#### Aim of the task:
Comb the records below for the string "accent" and copy each line where it turns up.

───

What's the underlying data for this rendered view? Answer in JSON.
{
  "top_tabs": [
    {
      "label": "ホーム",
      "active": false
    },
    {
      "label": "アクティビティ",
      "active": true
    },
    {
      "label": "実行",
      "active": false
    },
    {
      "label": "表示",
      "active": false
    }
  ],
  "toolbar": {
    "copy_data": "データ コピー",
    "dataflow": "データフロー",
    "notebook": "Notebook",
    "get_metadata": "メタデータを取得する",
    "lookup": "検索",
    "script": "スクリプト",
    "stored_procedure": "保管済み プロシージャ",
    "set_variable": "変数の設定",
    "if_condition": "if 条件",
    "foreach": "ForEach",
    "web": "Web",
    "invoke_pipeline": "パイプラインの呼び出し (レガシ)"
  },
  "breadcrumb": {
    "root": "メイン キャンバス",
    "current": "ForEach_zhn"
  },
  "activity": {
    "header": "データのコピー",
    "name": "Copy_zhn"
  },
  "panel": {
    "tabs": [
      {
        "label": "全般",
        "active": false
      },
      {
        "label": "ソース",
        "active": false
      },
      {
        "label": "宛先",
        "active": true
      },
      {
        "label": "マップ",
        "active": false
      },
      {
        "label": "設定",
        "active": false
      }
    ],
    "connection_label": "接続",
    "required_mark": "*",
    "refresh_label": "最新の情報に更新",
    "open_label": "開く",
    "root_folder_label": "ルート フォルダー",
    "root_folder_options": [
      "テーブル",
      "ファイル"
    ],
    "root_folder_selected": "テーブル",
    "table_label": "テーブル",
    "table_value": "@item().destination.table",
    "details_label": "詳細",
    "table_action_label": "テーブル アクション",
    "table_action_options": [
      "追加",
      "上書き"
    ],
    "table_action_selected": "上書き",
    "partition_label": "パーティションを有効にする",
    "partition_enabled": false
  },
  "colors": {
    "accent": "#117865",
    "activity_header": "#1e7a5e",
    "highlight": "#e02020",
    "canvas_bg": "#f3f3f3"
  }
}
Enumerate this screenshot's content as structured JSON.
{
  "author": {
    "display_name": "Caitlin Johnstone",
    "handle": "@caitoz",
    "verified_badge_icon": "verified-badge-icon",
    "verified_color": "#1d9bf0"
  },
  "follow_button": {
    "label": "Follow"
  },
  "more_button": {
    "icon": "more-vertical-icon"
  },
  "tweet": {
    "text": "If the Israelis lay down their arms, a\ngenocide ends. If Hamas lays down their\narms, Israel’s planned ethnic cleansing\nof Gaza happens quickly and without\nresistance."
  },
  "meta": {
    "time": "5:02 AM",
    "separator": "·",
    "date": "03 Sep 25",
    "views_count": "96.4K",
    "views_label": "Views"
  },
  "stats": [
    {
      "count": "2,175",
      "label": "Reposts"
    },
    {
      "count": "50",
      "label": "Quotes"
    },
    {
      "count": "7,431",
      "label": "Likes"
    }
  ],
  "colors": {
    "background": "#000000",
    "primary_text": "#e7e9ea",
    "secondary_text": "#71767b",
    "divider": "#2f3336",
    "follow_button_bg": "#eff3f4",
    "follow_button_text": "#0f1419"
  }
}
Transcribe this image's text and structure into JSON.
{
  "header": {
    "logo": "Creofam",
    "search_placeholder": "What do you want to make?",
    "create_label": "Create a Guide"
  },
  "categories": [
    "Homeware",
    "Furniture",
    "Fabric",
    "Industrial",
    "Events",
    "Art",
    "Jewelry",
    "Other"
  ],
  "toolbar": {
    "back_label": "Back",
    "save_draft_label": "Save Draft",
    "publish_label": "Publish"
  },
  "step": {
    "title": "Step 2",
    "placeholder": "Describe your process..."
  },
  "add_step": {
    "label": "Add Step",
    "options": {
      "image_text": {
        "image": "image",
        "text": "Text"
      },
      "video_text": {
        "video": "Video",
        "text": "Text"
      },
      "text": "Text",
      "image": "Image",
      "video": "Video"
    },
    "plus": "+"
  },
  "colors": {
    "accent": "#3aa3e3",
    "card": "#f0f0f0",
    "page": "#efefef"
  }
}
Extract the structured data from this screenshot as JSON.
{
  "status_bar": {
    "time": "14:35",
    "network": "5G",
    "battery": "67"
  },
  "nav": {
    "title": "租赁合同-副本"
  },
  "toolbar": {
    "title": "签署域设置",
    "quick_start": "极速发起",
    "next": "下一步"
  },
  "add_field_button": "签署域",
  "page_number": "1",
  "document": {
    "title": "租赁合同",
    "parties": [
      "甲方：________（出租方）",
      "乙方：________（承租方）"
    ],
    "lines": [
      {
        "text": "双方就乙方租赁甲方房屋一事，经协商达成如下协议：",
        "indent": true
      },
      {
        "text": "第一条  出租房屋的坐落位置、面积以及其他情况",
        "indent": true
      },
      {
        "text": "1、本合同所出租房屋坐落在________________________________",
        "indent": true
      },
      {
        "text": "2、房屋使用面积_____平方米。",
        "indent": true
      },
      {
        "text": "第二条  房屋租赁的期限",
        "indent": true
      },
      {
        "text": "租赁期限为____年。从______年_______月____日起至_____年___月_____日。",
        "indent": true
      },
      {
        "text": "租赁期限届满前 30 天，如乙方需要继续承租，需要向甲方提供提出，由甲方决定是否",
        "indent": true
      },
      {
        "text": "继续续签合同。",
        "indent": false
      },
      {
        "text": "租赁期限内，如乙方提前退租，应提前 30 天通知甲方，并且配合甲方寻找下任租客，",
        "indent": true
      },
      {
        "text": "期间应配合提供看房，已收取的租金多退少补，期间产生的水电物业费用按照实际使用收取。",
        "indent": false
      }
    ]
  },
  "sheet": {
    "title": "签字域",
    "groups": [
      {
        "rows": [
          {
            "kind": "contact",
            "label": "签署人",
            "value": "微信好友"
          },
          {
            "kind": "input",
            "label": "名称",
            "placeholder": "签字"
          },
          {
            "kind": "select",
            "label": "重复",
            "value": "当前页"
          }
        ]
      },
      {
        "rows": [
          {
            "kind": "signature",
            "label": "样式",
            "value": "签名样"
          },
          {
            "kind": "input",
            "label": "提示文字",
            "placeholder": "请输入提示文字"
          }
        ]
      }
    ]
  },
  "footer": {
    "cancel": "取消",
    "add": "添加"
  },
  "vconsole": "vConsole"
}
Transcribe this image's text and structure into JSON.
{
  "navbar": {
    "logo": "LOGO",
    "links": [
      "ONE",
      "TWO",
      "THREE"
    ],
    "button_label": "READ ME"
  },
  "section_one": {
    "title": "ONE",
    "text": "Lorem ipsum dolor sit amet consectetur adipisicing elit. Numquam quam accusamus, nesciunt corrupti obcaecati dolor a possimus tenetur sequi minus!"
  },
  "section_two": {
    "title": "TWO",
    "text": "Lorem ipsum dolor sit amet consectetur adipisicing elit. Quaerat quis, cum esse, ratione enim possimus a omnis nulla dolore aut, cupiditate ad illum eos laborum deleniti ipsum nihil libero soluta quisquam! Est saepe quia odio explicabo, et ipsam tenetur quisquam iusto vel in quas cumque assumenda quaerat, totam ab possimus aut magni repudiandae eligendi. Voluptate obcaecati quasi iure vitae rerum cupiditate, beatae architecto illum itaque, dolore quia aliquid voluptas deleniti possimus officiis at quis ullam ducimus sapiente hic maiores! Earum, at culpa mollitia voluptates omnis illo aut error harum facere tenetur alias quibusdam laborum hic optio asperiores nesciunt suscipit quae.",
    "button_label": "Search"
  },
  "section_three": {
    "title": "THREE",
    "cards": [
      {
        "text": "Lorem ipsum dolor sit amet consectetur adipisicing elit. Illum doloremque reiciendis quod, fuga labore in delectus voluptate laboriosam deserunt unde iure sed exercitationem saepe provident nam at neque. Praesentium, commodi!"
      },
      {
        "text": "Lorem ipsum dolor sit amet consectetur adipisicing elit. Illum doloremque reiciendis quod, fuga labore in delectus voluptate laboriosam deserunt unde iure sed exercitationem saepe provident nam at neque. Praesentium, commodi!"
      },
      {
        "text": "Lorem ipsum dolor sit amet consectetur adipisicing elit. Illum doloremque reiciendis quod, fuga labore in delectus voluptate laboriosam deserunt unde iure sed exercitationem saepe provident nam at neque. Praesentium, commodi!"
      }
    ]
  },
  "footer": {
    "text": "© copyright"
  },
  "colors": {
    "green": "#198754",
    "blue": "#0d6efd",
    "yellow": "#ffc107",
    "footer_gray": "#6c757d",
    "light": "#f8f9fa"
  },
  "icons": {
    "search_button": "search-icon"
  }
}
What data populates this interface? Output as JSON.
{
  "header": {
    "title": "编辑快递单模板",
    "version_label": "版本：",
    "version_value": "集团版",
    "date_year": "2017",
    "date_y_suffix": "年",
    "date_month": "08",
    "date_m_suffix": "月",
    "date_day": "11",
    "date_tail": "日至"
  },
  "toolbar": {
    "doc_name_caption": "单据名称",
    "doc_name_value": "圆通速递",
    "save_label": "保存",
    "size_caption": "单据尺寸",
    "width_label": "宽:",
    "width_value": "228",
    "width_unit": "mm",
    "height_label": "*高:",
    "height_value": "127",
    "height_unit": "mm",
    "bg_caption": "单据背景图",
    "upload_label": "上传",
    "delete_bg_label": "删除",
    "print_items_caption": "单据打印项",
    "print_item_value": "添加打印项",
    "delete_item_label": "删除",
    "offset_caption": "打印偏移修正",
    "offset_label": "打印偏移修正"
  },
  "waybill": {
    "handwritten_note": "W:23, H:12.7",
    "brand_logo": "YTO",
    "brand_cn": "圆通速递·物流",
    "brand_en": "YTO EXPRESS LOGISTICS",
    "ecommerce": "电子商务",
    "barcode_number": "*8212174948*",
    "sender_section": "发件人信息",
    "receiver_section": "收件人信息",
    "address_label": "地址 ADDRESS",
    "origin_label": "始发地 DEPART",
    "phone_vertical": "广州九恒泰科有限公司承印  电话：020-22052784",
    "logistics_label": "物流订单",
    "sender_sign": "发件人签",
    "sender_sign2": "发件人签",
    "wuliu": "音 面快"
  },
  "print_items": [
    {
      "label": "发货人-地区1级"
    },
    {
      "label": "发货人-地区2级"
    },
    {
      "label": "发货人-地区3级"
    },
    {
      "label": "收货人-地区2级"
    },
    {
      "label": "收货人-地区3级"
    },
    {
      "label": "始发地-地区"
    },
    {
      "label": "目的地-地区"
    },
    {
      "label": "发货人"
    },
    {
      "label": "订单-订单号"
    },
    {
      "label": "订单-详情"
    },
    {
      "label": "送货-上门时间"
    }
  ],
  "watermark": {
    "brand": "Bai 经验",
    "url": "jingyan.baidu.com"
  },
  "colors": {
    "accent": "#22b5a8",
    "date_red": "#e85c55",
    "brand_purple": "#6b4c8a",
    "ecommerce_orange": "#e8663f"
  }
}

───

#### Solution to the exercise:
    "accent": "#117865",
    "accent": "#3aa3e3",
    "accent": "#22b5a8",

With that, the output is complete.